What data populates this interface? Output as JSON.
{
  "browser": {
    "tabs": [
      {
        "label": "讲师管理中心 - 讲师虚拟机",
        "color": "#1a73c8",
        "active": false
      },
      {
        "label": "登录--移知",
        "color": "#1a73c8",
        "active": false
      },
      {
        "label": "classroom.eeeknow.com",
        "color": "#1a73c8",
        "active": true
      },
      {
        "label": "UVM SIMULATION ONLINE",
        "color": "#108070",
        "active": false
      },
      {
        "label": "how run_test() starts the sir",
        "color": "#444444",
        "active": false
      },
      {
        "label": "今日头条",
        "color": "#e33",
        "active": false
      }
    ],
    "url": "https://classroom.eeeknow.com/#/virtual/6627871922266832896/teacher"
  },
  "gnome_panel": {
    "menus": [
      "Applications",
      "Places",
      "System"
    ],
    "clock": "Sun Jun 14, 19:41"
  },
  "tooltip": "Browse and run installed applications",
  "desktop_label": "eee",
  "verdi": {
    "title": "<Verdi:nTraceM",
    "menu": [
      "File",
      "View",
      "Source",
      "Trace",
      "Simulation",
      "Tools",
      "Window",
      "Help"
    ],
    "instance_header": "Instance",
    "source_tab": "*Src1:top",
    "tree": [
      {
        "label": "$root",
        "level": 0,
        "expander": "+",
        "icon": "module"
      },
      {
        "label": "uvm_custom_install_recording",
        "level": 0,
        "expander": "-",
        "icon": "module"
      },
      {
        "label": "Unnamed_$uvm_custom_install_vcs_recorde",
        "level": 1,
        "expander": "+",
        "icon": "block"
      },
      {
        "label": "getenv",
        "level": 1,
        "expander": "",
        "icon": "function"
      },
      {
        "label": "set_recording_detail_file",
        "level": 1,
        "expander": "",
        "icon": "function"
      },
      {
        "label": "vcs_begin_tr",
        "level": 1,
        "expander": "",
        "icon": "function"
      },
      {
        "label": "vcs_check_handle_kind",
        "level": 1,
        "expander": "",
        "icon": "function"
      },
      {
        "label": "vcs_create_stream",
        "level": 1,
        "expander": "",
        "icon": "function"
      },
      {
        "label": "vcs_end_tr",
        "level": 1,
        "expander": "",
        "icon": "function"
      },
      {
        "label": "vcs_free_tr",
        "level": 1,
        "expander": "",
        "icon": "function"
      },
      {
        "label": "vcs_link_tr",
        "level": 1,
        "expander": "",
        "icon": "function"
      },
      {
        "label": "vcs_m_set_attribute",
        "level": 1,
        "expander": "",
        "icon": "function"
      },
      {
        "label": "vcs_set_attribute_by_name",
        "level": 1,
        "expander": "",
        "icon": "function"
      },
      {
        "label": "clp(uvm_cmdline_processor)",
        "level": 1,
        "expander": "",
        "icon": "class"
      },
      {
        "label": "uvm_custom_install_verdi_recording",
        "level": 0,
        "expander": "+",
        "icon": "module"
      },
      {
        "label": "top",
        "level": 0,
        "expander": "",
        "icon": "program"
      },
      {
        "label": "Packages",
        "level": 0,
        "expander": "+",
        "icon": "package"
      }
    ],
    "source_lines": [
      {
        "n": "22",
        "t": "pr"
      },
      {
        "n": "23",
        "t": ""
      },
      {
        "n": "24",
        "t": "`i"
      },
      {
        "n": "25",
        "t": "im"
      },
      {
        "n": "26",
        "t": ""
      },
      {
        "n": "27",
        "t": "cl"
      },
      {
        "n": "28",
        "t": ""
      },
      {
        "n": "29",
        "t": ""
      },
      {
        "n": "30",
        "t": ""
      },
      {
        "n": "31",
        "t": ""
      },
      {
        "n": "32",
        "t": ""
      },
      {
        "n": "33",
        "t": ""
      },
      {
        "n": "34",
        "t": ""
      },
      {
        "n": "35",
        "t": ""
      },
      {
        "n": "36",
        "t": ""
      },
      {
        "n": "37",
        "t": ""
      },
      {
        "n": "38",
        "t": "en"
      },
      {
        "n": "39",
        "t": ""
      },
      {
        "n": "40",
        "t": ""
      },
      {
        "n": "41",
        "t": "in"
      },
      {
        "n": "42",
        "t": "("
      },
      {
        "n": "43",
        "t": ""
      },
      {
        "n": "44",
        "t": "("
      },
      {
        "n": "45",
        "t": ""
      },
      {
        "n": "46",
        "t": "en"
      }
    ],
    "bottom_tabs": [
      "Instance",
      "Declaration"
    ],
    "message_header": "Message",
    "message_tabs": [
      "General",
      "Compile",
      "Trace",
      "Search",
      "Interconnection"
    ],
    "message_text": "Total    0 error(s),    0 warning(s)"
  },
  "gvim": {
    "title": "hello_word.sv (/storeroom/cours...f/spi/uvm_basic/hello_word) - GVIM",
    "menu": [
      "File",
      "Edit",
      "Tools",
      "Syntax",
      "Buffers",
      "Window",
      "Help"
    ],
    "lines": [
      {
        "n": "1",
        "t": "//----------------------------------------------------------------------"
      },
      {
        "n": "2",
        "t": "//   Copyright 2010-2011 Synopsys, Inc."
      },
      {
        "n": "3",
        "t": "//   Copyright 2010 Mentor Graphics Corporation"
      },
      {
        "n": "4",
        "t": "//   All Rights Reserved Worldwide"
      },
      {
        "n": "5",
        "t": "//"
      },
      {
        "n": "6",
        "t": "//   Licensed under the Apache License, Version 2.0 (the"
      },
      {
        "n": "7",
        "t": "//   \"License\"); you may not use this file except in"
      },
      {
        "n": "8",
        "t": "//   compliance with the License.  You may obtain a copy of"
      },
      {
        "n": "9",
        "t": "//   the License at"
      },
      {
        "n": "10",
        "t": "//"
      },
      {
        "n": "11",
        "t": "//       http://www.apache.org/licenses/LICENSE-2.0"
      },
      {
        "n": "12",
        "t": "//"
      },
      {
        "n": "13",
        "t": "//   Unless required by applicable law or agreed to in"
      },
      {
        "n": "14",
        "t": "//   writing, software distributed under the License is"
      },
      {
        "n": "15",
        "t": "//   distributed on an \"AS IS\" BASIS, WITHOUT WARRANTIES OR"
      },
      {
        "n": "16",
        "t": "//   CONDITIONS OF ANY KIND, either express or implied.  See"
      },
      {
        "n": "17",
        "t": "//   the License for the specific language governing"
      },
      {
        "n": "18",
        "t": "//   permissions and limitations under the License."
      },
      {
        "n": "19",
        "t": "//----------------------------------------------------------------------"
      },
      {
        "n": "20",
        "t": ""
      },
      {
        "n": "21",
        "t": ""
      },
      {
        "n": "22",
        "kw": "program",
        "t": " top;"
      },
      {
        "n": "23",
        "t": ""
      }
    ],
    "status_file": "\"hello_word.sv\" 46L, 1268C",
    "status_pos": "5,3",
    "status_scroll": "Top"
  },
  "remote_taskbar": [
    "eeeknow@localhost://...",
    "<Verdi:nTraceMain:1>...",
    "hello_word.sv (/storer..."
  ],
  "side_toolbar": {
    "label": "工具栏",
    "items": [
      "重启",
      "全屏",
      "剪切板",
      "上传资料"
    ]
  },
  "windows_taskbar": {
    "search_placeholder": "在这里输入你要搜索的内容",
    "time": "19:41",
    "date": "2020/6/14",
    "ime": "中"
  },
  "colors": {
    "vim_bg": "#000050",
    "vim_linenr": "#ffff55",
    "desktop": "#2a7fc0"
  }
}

═══

### WHAT THIS TASK INVOLVES:
Write out the material from the first line to the last, exactly.

### ANSWER BELOW:
What data populates this interface? Output as JSON.
{
  "browser": {
    "tabs": [
      {
        "label": "讲师管理中心 - 讲师虚拟机",
        "color": "#1a73c8",
        "active": false
      },
      {
        "label": "登录--移知",
        "color": "#1a73c8",
        "active": false
      },
      {
        "label": "classroom.eeeknow.com",
        "color": "#1a73c8",
        "active": true
      },
      {
        "label": "UVM SIMULATION ONLINE",
        "color": "#108070",
        "active": false
      },
      {
        "label": "how run_test() starts the sir",
        "color": "#444444",
        "active": false
      },
      {
        "label": "今日头条",
        "color": "#e33",
        "active": false
      }
    ],
    "url": "https://classroom.eeeknow.com/#/virtual/6627871922266832896/teacher"
  },
  "gnome_panel": {
    "menus": [
      "Applications",
      "Places",
      "System"
    ],
    "clock": "Sun Jun 14, 19:41"
  },
  "tooltip": "Browse and run installed applications",
  "desktop_label": "eee",
  "verdi": {
    "title": "<Verdi:nTraceM",
    "menu": [
      "File",
      "View",
      "Source",
      "Trace",
      "Simulation",
      "Tools",
      "Window",
      "Help"
    ],
    "instance_header": "Instance",
    "source_tab": "*Src1:top",
    "tree": [
      {
        "label": "$root",
        "level": 0,
        "expander": "+",
        "icon": "module"
      },
      {
        "label": "uvm_custom_install_recording",
        "level": 0,
        "expander": "-",
        "icon": "module"
      },
      {
        "label": "Unnamed_$uvm_custom_install_vcs_recorde",
        "level": 1,
        "expander": "+",
        "icon": "block"
      },
      {
        "label": "getenv",
        "level": 1,
        "expander": "",
        "icon": "function"
      },
      {
        "label": "set_recording_detail_file",
        "level": 1,
        "expander": "",
        "icon": "function"
      },
      {
        "label": "vcs_begin_tr",
        "level": 1,
        "expander": "",
        "icon": "function"
      },
      {
        "label": "vcs_check_handle_kind",
        "level": 1,
        "expander": "",
        "icon": "function"
      },
      {
        "label": "vcs_create_stream",
        "level": 1,
        "expander": "",
        "icon": "function"
      },
      {
        "label": "vcs_end_tr",
        "level": 1,
        "expander": "",
        "icon": "function"
      },
      {
        "label": "vcs_free_tr",
        "level": 1,
        "expander": "",
        "icon": "function"
      },
      {
        "label": "vcs_link_tr",
        "level": 1,
        "expander": "",
        "icon": "function"
      },
      {
        "label": "vcs_m_set_attribute",
        "level": 1,
        "expander": "",
        "icon": "function"
      },
      {
        "label": "vcs_set_attribute_by_name",
        "level": 1,
        "expander": "",
        "icon": "function"
      },
      {
        "label": "clp(uvm_cmdline_processor)",
        "level": 1,
        "expander": "",
        "icon": "class"
      },
      {
        "label": "uvm_custom_install_verdi_recording",
        "level": 0,
        "expander": "+",
        "icon": "module"
      },
      {
        "label": "top",
        "level": 0,
        "expander": "",
        "icon": "program"
      },
      {
        "label": "Packages",
        "level": 0,
        "expander": "+",
        "icon": "package"
      }
    ],
    "source_lines": [
      {
        "n": "22",
        "t": "pr"
      },
      {
        "n": "23",
        "t": ""
      },
      {
        "n": "24",
        "t": "`i"
      },
      {
        "n": "25",
        "t": "im"
      },
      {
        "n": "26",
        "t": ""
      },
      {
        "n": "27",
        "t": "cl"
      },
      {
        "n": "28",
        "t": ""
      },
      {
        "n": "29",
        "t": ""
      },
      {
        "n": "30",
        "t": ""
      },
      {
        "n": "31",
        "t": ""
      },
      {
        "n": "32",
        "t": ""
      },
      {
        "n": "33",
        "t": ""
      },
      {
        "n": "34",
        "t": ""
      },
      {
        "n": "35",
        "t": ""
      },
      {
        "n": "36",
        "t": ""
      },
      {
        "n": "37",
        "t": ""
      },
      {
        "n": "38",
        "t": "en"
      },
      {
        "n": "39",
        "t": ""
      },
      {
        "n": "40",
        "t": ""
      },
      {
        "n": "41",
        "t": "in"
      },
      {
        "n": "42",
        "t": "("
      },
      {
        "n": "43",
        "t": ""
      },
      {
        "n": "44",
        "t": "("
      },
      {
        "n": "45",
        "t": ""
      },
      {
        "n": "46",
        "t": "en"
      }
    ],
    "bottom_tabs": [
      "Instance",
      "Declaration"
    ],
    "message_header": "Message",
    "message_tabs": [
      "General",
      "Compile",
      "Trace",
      "Search",
      "Interconnection"
    ],
    "message_text": "Total    0 error(s),    0 warning(s)"
  },
  "gvim": {
    "title": "hello_word.sv (/storeroom/cours...f/spi/uvm_basic/hello_word) - GVIM",
    "menu": [
      "File",
      "Edit",
      "Tools",
      "Syntax",
      "Buffers",
      "Window",
      "Help"
    ],
    "lines": [
      {
        "n": "1",
        "t": "//----------------------------------------------------------------------"
      },
      {
        "n": "2",
        "t": "//   Copyright 2010-2011 Synopsys, Inc."
      },
      {
        "n": "3",
        "t": "//   Copyright 2010 Mentor Graphics Corporation"
      },
      {
        "n": "4",
        "t": "//   All Rights Reserved Worldwide"
      },
      {
        "n": "5",
        "t": "//"
      },
      {
        "n": "6",
        "t": "//   Licensed under the Apache License, Version 2.0 (the"
      },
      {
        "n": "7",
        "t": "//   \"License\"); you may not use this file except in"
      },
      {
        "n": "8",
        "t": "//   compliance with the License.  You may obtain a copy of"
      },
      {
        "n": "9",
        "t": "//   the License at"
      },
      {
        "n": "10",
        "t": "//"
      },
      {
        "n": "11",
        "t": "//       http://www.apache.org/licenses/LICENSE-2.0"
      },
      {
        "n": "12",
        "t": "//"
      },
      {
        "n": "13",
        "t": "//   Unless required by applicable law or agreed to in"
      },
      {
        "n": "14",
        "t": "//   writing, software distributed under the License is"
      },
      {
        "n": "15",
        "t": "//   distributed on an \"AS IS\" BASIS, WITHOUT WARRANTIES OR"
      },
      {
        "n": "16",
        "t": "//   CONDITIONS OF ANY KIND, either express or implied.  See"
      },
      {
        "n": "17",
        "t": "//   the License for the specific language governing"
      },
      {
        "n": "18",
        "t": "//   permissions and limitations under the License."
      },
      {
        "n": "19",
        "t": "//----------------------------------------------------------------------"
      },
      {
        "n": "20",
        "t": ""
      },
      {
        "n": "21",
        "t": ""
      },
      {
        "n": "22",
        "kw": "program",
        "t": " top;"
      },
      {
        "n": "23",
        "t": ""
      }
    ],
    "status_file": "\"hello_word.sv\" 46L, 1268C",
    "status_pos": "5,3",
    "status_scroll": "Top"
  },
  "remote_taskbar": [
    "eeeknow@localhost://...",
    "<Verdi:nTraceMain:1>...",
    "hello_word.sv (/storer..."
  ],
  "side_toolbar": {
    "label": "工具栏",
    "items": [
      "重启",
      "全屏",
      "剪切板",
      "上传资料"
    ]
  },
  "windows_taskbar": {
    "search_placeholder": "在这里输入你要搜索的内容",
    "time": "19:41",
    "date": "2020/6/14",
    "ime": "中"
  },
  "colors": {
    "vim_bg": "#000050",
    "vim_linenr": "#ffff55",
    "desktop": "#2a7fc0"
  }
}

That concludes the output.